*Stated problem*. The records below are to be quoted in full; please keep every word exact.

Extracted records

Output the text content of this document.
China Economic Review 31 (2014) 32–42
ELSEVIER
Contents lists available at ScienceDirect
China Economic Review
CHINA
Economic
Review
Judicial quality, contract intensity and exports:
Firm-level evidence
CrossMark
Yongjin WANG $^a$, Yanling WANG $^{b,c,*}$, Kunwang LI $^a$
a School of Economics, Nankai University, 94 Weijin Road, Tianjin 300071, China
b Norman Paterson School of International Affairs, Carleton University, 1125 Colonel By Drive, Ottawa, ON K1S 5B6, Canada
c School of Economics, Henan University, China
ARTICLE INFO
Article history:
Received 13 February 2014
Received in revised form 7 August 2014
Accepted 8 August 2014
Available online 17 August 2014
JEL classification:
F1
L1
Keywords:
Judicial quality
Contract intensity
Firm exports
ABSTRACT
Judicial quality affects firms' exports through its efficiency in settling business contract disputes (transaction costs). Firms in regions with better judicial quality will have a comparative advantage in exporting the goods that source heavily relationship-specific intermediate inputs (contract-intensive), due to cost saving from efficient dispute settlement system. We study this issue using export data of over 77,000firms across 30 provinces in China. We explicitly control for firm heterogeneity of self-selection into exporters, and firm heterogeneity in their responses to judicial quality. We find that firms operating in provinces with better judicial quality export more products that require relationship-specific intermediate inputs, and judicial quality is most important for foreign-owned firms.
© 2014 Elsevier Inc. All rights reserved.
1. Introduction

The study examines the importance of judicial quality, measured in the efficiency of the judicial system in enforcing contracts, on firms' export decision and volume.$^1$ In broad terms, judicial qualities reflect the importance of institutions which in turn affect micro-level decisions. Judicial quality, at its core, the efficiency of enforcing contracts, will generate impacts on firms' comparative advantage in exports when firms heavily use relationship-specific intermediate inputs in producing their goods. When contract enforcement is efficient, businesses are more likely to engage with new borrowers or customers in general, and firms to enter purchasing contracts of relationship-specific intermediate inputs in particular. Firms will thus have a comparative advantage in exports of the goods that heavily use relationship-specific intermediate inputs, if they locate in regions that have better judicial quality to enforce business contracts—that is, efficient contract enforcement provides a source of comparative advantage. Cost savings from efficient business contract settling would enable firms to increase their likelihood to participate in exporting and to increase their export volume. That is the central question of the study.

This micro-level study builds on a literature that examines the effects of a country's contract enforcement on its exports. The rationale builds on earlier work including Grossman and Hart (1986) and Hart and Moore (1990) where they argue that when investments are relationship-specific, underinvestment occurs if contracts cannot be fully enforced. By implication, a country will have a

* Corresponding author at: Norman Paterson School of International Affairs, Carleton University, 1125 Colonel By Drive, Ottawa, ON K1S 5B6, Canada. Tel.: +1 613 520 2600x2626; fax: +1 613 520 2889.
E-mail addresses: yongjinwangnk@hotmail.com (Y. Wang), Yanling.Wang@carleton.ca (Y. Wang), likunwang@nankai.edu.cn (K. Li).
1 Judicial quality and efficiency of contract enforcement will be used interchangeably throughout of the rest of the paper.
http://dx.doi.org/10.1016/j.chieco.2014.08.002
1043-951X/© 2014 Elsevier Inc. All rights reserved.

*Solution to this task*.
Output the text content of this document.
China Economic Review 31 (2014) 32–42
ELSEVIER
Contents lists available at ScienceDirect
China Economic Review
CHINA
Economic
Review
Judicial quality, contract intensity and exports:
Firm-level evidence
CrossMark
Yongjin WANG $^a$, Yanling WANG $^{b,c,*}$, Kunwang LI $^a$
a School of Economics, Nankai University, 94 Weijin Road, Tianjin 300071, China
b Norman Paterson School of International Affairs, Carleton University, 1125 Colonel By Drive, Ottawa, ON K1S 5B6, Canada
c School of Economics, Henan University, China
ARTICLE INFO
Article history:
Received 13 February 2014
Received in revised form 7 August 2014
Accepted 8 August 2014
Available online 17 August 2014
JEL classification:
F1
L1
Keywords:
Judicial quality
Contract intensity
Firm exports
ABSTRACT
Judicial quality affects firms' exports through its efficiency in settling business contract disputes (transaction costs). Firms in regions with better judicial quality will have a comparative advantage in exporting the goods that source heavily relationship-specific intermediate inputs (contract-intensive), due to cost saving from efficient dispute settlement system. We study this issue using export data of over 77,000firms across 30 provinces in China. We explicitly control for firm heterogeneity of self-selection into exporters, and firm heterogeneity in their responses to judicial quality. We find that firms operating in provinces with better judicial quality export more products that require relationship-specific intermediate inputs, and judicial quality is most important for foreign-owned firms.
© 2014 Elsevier Inc. All rights reserved.
1. Introduction

The study examines the importance of judicial quality, measured in the efficiency of the judicial system in enforcing contracts, on firms' export decision and volume.$^1$ In broad terms, judicial qualities reflect the importance of institutions which in turn affect micro-level decisions. Judicial quality, at its core, the efficiency of enforcing contracts, will generate impacts on firms' comparative advantage in exports when firms heavily use relationship-specific intermediate inputs in producing their goods. When contract enforcement is efficient, businesses are more likely to engage with new borrowers or customers in general, and firms to enter purchasing contracts of relationship-specific intermediate inputs in particular. Firms will thus have a comparative advantage in exports of the goods that heavily use relationship-specific intermediate inputs, if they locate in regions that have better judicial quality to enforce business contracts—that is, efficient contract enforcement provides a source of comparative advantage. Cost savings from efficient business contract settling would enable firms to increase their likelihood to participate in exporting and to increase their export volume. That is the central question of the study.

This micro-level study builds on a literature that examines the effects of a country's contract enforcement on its exports. The rationale builds on earlier work including Grossman and Hart (1986) and Hart and Moore (1990) where they argue that when investments are relationship-specific, underinvestment occurs if contracts cannot be fully enforced. By implication, a country will have a

* Corresponding author at: Norman Paterson School of International Affairs, Carleton University, 1125 Colonel By Drive, Ottawa, ON K1S 5B6, Canada. Tel.: +1 613 520 2600x2626; fax: +1 613 520 2889.
E-mail addresses: yongjinwangnk@hotmail.com (Y. Wang), Yanling.Wang@carleton.ca (Y. Wang), likunwang@nankai.edu.cn (K. Li).
1 Judicial quality and efficiency of contract enforcement will be used interchangeably throughout of the rest of the paper.
http://dx.doi.org/10.1016/j.chieco.2014.08.002
1043-951X/© 2014 Elsevier Inc. All rights reserved.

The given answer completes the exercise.